EXTRACT PROVIDED:

In this Help Net Security interview, Pranava Adduri, CEO at Bedrock Security, discusses how businesses can identify and prioritize their data security risks.
Adduri emphasizes the necessity of ongoing monitoring and automation to keep up with evolving threats and maintain the shortest possible MTTD/MTTR. He also discusses the role of AI in enhancing security measures while acknowledging the new risks it introduces.
How can businesses identify and prioritize their data security risks?
The first step to managing data security risks is to identify and understand what data you have. That means creating a comprehensive data inventory, one that includes all data stored across different systems and cloud environments, whether that data is structured or unstructured. Then you need to classify your data based on its sensitivity — confidential, restricted to internal access only, or public. Without this level of data visibility, managing data security risks is impossible, because data has no rules.
More than ever before, businesses generate and use data across a wide range of different use cases, users, and environments. Data is constantly growing, moving, and changing, making it both difficult to manage and irresponsible not to. At the same time that the data is expanding, malicious adversaries are taking advantage of this growing attack surface.

EXTRACTED DATA:
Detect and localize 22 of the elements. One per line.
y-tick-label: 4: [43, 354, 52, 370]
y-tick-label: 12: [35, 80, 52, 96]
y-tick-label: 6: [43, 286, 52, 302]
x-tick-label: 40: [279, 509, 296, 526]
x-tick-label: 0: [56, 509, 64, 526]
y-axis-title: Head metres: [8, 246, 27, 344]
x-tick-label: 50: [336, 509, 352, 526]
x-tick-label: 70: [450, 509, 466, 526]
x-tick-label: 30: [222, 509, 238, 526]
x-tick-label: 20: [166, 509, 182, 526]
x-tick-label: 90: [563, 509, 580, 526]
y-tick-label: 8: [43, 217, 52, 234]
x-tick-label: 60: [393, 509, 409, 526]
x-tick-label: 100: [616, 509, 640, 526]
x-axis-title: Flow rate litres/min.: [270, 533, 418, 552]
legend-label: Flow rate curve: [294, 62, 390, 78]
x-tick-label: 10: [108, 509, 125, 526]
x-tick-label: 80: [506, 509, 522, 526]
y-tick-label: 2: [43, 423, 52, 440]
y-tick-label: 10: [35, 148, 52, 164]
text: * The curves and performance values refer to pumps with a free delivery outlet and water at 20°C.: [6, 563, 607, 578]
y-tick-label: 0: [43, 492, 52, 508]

WHAT IS NEEDED: List every sensitivity category that the interview says data should be classified into.

ANSWER TO THE EXERCISE:
- Confidential
- Restricted to internal access only
- Public